Exactly reproduce the lines that follow.

******************************

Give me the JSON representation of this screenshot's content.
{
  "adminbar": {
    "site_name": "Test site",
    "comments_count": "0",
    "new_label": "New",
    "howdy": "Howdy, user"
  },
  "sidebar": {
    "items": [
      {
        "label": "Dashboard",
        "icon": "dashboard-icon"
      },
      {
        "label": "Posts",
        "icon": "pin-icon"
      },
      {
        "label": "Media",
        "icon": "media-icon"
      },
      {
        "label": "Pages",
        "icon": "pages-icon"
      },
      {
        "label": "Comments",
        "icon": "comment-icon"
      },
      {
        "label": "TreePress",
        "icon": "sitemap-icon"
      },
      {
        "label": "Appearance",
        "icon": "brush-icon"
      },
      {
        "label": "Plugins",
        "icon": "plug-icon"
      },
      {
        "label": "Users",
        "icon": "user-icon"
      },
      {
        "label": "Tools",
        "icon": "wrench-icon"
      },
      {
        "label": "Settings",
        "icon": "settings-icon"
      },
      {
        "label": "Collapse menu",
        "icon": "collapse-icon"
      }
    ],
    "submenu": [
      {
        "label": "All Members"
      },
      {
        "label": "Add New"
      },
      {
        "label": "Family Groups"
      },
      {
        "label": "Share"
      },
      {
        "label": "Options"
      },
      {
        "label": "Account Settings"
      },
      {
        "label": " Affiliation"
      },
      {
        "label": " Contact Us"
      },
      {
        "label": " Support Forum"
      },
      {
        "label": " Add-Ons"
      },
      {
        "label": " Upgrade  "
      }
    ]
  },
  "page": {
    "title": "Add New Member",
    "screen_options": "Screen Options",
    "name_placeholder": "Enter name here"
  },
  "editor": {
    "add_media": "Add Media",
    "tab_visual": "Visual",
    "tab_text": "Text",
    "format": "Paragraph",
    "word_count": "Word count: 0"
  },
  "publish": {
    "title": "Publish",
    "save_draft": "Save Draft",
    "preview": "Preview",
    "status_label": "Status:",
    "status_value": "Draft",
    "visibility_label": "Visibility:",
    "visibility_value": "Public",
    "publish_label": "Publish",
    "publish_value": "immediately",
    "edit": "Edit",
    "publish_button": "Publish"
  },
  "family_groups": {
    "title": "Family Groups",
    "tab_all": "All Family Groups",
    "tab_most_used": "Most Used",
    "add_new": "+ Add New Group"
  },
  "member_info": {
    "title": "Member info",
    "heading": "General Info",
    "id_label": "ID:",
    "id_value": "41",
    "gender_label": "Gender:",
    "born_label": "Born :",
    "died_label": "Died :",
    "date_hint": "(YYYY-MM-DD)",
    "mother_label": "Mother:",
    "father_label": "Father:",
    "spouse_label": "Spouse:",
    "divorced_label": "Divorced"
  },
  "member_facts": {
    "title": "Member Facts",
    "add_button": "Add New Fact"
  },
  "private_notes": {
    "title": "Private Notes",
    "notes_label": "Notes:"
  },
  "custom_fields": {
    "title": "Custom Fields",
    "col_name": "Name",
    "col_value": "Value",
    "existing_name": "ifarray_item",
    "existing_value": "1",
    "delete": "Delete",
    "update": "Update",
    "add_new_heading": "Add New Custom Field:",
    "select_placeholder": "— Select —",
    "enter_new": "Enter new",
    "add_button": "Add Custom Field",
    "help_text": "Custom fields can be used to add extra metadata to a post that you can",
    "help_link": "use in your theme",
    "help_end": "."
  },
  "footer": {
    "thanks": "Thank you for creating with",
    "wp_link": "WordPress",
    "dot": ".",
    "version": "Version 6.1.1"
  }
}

******************************

■ EXPECTED ANSWER ■
Give me the JSON representation of this screenshot's content.
{
  "adminbar": {
    "site_name": "Test site",
    "comments_count": "0",
    "new_label": "New",
    "howdy": "Howdy, user"
  },
  "sidebar": {
    "items": [
      {
        "label": "Dashboard",
        "icon": "dashboard-icon"
      },
      {
        "label": "Posts",
        "icon": "pin-icon"
      },
      {
        "label": "Media",
        "icon": "media-icon"
      },
      {
        "label": "Pages",
        "icon": "pages-icon"
      },
      {
        "label": "Comments",
        "icon": "comment-icon"
      },
      {
        "label": "TreePress",
        "icon": "sitemap-icon"
      },
      {
        "label": "Appearance",
        "icon": "brush-icon"
      },
      {
        "label": "Plugins",
        "icon": "plug-icon"
      },
      {
        "label": "Users",
        "icon": "user-icon"
      },
      {
        "label": "Tools",
        "icon": "wrench-icon"
      },
      {
        "label": "Settings",
        "icon": "settings-icon"
      },
      {
        "label": "Collapse menu",
        "icon": "collapse-icon"
      }
    ],
    "submenu": [
      {
        "label": "All Members"
      },
      {
        "label": "Add New"
      },
      {
        "label": "Family Groups"
      },
      {
        "label": "Share"
      },
      {
        "label": "Options"
      },
      {
        "label": "Account Settings"
      },
      {
        "label": " Affiliation"
      },
      {
        "label": " Contact Us"
      },
      {
        "label": " Support Forum"
      },
      {
        "label": " Add-Ons"
      },
      {
        "label": " Upgrade  "
      }
    ]
  },
  "page": {
    "title": "Add New Member",
    "screen_options": "Screen Options",
    "name_placeholder": "Enter name here"
  },
  "editor": {
    "add_media": "Add Media",
    "tab_visual": "Visual",
    "tab_text": "Text",
    "format": "Paragraph",
    "word_count": "Word count: 0"
  },
  "publish": {
    "title": "Publish",
    "save_draft": "Save Draft",
    "preview": "Preview",
    "status_label": "Status:",
    "status_value": "Draft",
    "visibility_label": "Visibility:",
    "visibility_value": "Public",
    "publish_label": "Publish",
    "publish_value": "immediately",
    "edit": "Edit",
    "publish_button": "Publish"
  },
  "family_groups": {
    "title": "Family Groups",
    "tab_all": "All Family Groups",
    "tab_most_used": "Most Used",
    "add_new": "+ Add New Group"
  },
  "member_info": {
    "title": "Member info",
    "heading": "General Info",
    "id_label": "ID:",
    "id_value": "41",
    "gender_label": "Gender:",
    "born_label": "Born :",
    "died_label": "Died :",
    "date_hint": "(YYYY-MM-DD)",
    "mother_label": "Mother:",
    "father_label": "Father:",
    "spouse_label": "Spouse:",
    "divorced_label": "Divorced"
  },
  "member_facts": {
    "title": "Member Facts",
    "add_button": "Add New Fact"
  },
  "private_notes": {
    "title": "Private Notes",
    "notes_label": "Notes:"
  },
  "custom_fields": {
    "title": "Custom Fields",
    "col_name": "Name",
    "col_value": "Value",
    "existing_name": "ifarray_item",
    "existing_value": "1",
    "delete": "Delete",
    "update": "Update",
    "add_new_heading": "Add New Custom Field:",
    "select_placeholder": "— Select —",
    "enter_new": "Enter new",
    "add_button": "Add Custom Field",
    "help_text": "Custom fields can be used to add extra metadata to a post that you can",
    "help_link": "use in your theme",
    "help_end": "."
  },
  "footer": {
    "thanks": "Thank you for creating with",
    "wp_link": "WordPress",
    "dot": ".",
    "version": "Version 6.1.1"
  }
}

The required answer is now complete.